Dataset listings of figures
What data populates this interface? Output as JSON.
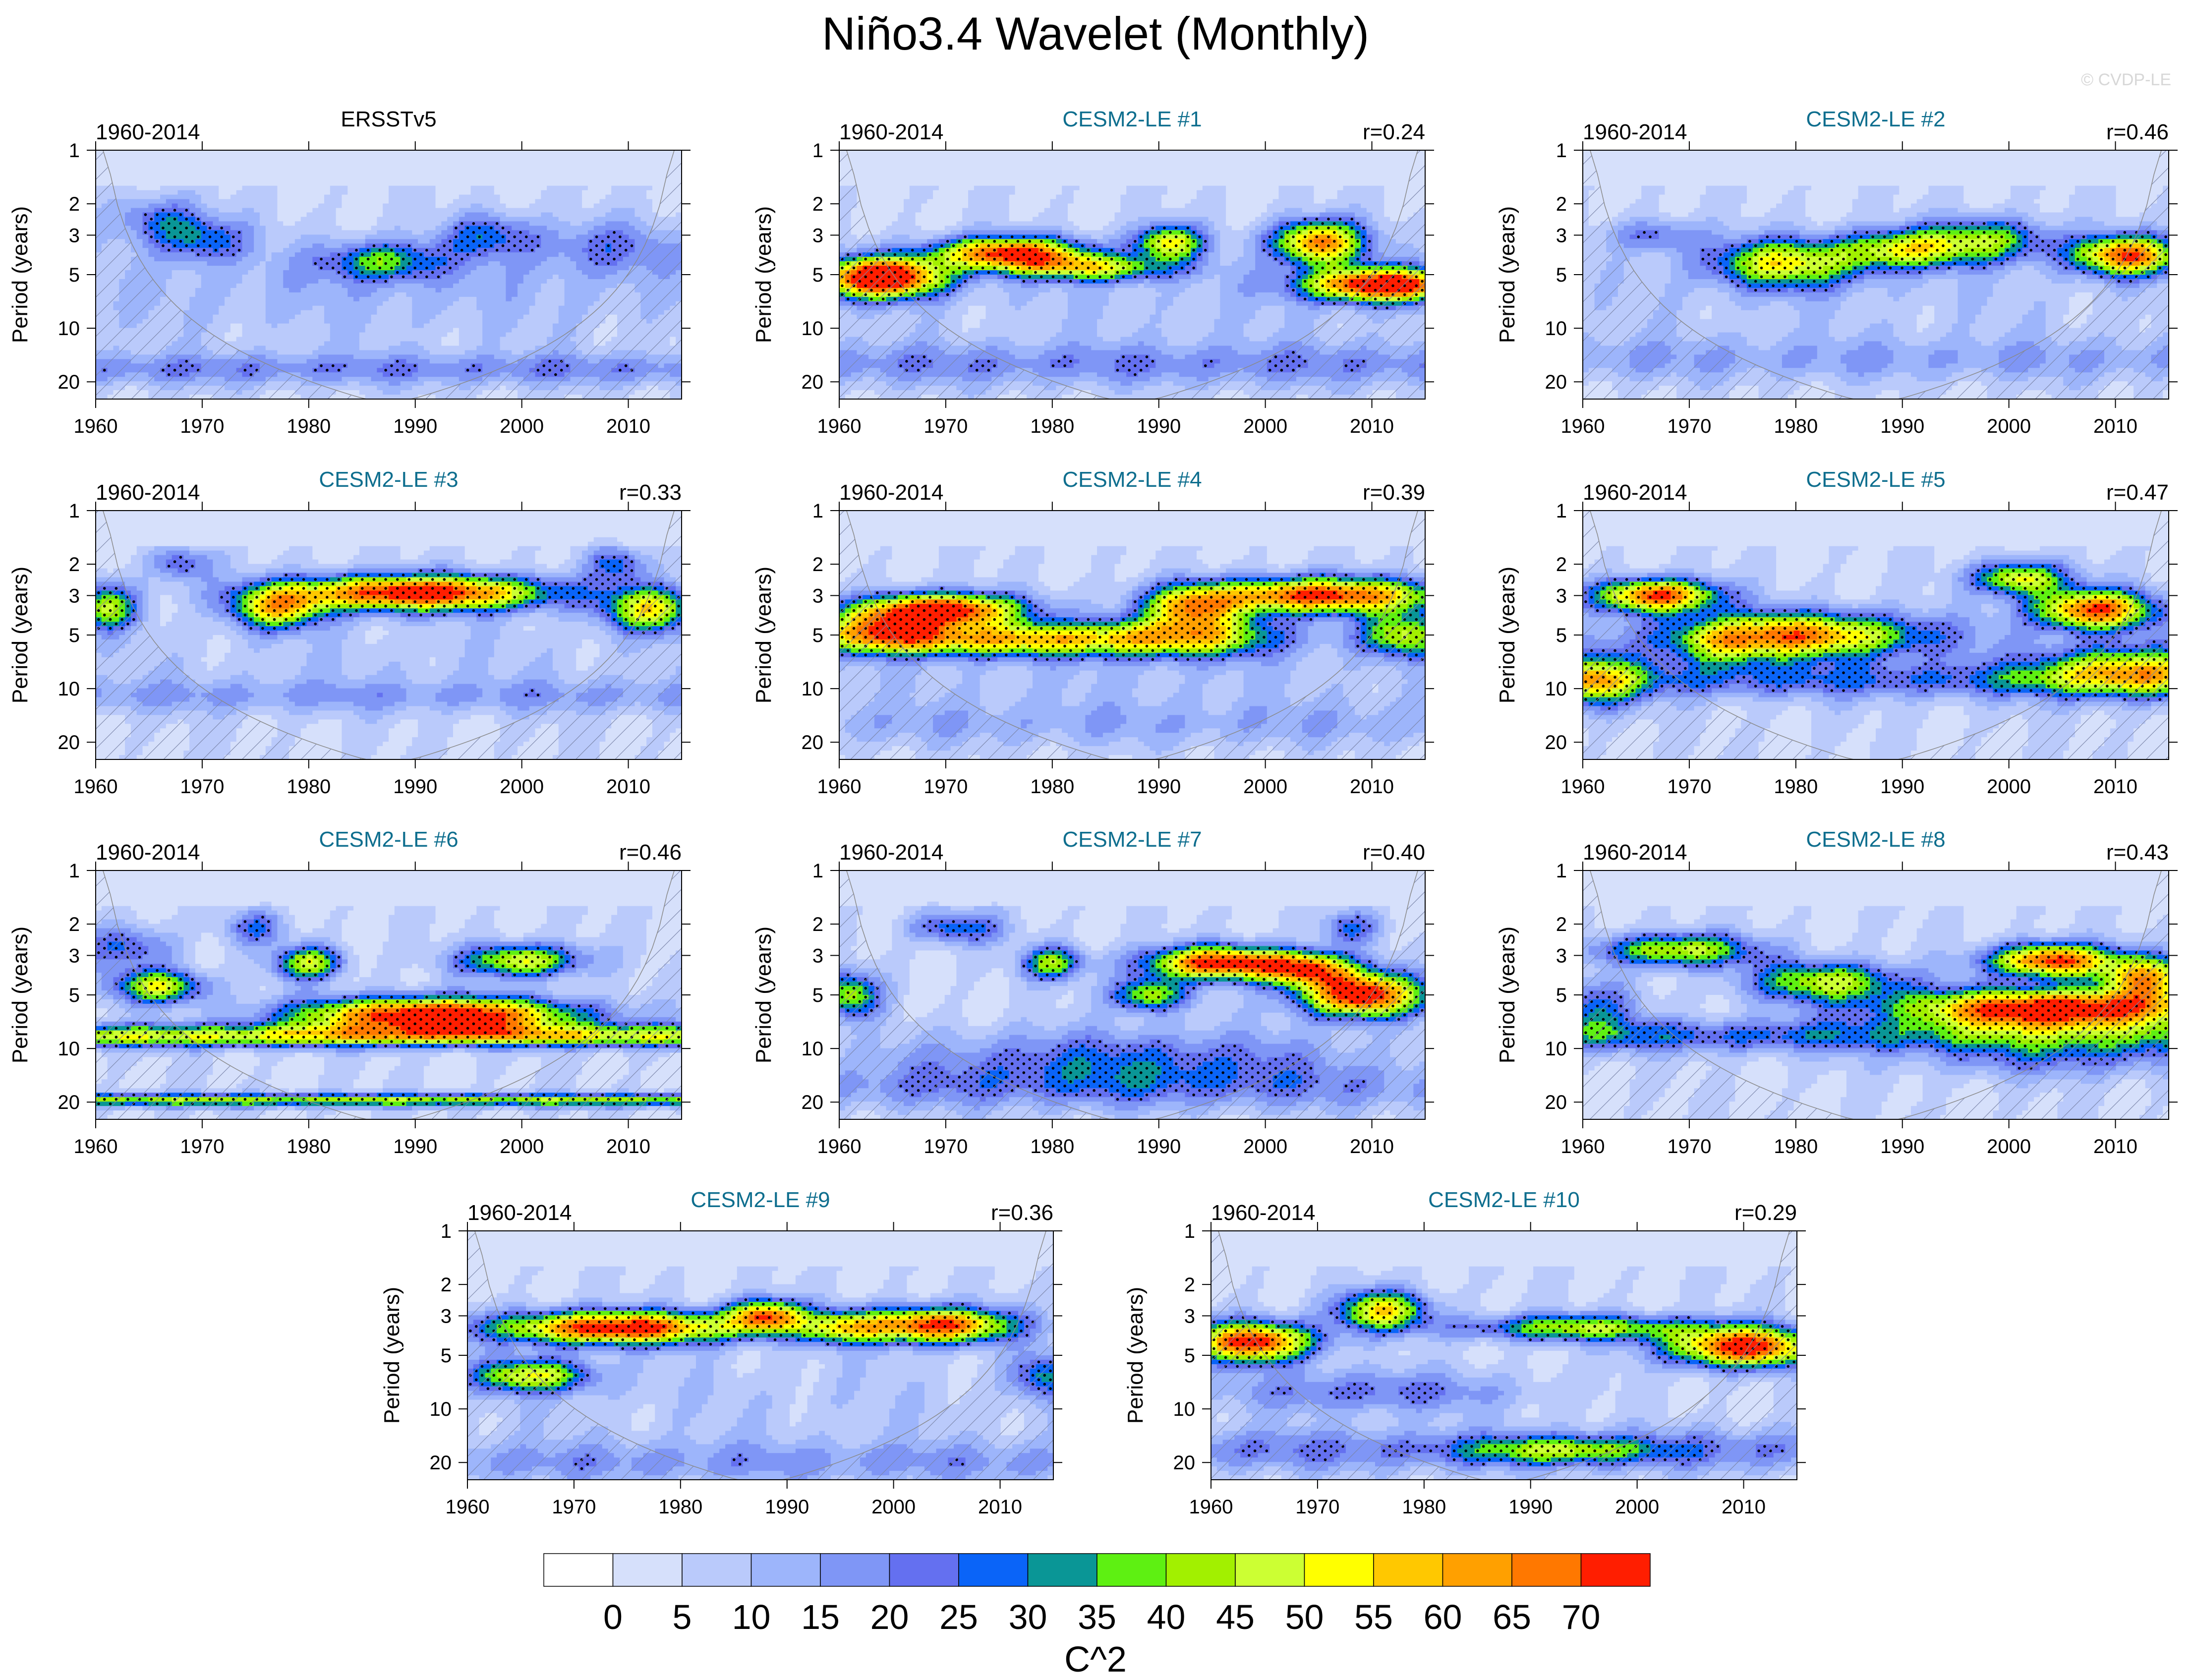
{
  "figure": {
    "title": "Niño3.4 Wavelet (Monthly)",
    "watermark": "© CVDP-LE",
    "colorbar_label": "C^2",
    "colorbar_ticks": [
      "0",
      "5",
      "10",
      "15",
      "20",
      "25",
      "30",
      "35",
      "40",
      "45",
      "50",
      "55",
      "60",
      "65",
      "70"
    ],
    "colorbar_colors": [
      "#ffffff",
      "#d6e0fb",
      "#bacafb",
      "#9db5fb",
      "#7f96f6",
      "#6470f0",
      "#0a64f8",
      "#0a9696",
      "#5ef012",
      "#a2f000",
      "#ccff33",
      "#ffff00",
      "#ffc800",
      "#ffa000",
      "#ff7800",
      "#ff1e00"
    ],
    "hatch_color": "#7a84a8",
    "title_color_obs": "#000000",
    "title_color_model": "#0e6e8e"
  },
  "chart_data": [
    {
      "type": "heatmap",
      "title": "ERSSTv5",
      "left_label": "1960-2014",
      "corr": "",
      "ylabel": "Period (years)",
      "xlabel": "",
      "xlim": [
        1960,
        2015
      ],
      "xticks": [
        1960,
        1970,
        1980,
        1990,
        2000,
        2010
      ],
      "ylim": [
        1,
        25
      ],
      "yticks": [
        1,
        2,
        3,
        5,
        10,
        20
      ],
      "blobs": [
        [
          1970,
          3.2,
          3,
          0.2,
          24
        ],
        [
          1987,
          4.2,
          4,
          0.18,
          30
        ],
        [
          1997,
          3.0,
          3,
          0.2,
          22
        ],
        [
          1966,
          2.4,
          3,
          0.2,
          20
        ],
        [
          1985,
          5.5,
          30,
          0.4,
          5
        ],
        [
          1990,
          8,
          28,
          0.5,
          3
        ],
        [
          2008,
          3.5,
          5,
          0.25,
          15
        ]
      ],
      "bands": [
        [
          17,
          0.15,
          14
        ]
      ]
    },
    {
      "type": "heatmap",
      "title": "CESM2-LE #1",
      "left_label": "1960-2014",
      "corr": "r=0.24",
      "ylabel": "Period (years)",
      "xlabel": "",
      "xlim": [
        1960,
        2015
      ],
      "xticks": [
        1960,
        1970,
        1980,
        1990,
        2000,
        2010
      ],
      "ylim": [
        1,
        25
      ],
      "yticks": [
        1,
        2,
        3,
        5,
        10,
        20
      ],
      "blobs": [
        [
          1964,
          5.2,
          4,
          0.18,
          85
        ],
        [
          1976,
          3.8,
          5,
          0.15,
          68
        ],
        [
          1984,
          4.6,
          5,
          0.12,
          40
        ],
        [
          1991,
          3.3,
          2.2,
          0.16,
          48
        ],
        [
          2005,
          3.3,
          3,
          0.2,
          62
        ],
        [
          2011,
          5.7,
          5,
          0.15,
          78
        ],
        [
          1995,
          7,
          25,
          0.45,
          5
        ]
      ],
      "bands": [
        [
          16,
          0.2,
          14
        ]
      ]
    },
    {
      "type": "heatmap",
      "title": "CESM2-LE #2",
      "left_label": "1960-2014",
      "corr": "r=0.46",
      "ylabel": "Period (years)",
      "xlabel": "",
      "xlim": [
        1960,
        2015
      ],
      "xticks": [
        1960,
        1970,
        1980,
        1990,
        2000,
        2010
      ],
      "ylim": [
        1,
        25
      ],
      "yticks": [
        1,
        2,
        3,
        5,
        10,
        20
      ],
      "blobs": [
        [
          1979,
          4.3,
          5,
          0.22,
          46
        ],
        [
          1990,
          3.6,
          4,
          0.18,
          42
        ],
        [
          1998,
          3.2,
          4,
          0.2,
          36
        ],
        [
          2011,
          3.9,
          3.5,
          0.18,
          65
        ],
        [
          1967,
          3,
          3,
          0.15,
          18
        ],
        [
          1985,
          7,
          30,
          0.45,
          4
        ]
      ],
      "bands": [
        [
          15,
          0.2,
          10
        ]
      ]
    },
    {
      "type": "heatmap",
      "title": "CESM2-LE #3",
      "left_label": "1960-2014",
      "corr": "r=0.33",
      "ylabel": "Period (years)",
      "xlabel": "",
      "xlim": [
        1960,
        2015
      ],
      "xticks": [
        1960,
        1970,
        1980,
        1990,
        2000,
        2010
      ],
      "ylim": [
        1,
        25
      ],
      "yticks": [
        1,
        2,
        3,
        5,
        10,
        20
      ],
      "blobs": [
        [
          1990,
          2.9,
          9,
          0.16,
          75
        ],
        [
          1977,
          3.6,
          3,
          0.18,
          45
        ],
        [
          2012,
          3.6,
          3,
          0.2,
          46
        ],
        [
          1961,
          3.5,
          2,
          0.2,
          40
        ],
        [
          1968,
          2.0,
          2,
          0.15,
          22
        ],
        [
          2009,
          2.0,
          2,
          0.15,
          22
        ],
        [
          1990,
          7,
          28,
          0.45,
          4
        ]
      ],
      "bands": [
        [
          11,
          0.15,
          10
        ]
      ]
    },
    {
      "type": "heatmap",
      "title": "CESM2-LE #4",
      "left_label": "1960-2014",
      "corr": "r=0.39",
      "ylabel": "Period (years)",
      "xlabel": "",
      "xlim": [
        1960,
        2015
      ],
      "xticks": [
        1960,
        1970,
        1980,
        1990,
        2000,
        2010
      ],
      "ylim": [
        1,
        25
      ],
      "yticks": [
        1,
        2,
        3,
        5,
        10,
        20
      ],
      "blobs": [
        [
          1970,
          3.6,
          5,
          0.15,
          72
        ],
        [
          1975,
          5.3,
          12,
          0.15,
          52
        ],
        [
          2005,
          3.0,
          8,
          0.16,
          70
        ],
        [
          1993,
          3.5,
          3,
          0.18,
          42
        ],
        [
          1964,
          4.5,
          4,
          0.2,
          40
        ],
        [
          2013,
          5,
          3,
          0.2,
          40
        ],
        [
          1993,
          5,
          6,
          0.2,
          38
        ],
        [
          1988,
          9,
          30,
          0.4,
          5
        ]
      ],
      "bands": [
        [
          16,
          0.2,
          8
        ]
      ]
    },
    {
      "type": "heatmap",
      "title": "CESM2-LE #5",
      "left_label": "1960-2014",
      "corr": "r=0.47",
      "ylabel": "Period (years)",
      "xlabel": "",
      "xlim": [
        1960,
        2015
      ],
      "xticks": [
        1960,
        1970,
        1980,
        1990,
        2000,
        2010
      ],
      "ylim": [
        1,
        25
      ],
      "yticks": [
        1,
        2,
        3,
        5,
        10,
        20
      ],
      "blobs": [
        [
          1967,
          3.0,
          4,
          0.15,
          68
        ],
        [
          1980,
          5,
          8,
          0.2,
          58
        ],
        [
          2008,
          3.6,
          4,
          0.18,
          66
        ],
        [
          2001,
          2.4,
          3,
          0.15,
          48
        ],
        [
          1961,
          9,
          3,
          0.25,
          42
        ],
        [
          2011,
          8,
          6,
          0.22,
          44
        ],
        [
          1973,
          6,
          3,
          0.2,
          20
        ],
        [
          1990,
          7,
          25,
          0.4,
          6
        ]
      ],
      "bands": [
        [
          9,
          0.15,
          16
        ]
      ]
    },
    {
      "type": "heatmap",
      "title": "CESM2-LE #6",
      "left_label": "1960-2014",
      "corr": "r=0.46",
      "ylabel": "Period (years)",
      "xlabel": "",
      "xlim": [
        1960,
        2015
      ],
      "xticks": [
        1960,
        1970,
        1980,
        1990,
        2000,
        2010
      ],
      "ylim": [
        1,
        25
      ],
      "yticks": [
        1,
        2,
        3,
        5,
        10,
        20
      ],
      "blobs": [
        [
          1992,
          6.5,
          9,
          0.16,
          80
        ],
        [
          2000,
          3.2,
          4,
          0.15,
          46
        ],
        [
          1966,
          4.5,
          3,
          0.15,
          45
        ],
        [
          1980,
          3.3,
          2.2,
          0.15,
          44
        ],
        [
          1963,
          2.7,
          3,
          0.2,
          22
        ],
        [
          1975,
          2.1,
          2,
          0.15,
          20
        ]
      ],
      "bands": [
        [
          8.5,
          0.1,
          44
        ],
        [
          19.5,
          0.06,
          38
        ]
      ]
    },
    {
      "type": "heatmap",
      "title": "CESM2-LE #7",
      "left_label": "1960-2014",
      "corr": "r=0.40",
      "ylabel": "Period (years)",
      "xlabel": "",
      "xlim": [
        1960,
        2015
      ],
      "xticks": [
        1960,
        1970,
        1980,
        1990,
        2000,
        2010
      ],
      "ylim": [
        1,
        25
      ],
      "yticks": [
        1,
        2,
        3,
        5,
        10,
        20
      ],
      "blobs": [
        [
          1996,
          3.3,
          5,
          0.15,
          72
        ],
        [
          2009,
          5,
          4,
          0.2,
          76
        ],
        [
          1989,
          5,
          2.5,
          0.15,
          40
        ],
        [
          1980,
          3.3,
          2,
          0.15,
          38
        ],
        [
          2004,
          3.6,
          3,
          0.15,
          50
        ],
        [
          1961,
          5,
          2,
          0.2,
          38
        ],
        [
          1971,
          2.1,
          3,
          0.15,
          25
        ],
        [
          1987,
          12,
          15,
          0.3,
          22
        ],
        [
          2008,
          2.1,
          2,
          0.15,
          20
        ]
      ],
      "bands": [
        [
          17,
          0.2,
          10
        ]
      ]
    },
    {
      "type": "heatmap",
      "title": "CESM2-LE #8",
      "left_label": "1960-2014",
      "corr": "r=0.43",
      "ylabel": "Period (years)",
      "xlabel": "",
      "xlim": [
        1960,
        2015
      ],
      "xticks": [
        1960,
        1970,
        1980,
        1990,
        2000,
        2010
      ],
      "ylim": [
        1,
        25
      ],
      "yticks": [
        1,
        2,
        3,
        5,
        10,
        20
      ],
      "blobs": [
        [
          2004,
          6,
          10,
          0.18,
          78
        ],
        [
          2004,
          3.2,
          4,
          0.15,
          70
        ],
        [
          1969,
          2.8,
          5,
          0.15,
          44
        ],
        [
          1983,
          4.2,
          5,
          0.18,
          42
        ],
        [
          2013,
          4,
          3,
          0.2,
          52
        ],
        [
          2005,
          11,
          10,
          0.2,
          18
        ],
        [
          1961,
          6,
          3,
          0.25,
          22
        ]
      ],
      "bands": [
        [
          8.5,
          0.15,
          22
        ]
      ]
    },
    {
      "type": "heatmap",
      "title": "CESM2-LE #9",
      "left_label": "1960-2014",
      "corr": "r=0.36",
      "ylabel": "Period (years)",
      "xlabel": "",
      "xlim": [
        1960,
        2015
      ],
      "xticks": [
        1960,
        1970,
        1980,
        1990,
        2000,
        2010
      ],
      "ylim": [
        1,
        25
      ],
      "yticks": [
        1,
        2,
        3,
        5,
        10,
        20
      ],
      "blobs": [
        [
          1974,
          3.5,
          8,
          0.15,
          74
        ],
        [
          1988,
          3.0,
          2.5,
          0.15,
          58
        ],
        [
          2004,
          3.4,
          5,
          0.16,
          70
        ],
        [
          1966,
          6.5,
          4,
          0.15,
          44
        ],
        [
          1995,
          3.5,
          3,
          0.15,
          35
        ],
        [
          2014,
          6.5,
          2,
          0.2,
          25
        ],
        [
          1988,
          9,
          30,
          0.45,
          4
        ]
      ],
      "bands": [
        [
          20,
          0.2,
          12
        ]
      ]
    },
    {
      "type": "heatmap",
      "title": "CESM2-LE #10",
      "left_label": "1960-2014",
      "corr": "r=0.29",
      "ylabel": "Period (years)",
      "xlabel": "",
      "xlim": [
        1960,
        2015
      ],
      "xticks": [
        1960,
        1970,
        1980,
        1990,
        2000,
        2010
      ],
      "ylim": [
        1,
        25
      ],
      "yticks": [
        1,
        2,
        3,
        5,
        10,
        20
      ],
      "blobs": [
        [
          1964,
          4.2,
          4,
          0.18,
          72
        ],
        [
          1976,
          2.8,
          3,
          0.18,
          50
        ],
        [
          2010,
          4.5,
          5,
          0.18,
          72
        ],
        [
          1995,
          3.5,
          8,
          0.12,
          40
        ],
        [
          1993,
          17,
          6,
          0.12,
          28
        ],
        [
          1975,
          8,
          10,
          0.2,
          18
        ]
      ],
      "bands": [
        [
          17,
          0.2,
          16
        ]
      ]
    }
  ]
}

• [Written request]:
In the records above, how many lines hold the string "corr"? Reply with only the number.

• [Solution to the problem]:
11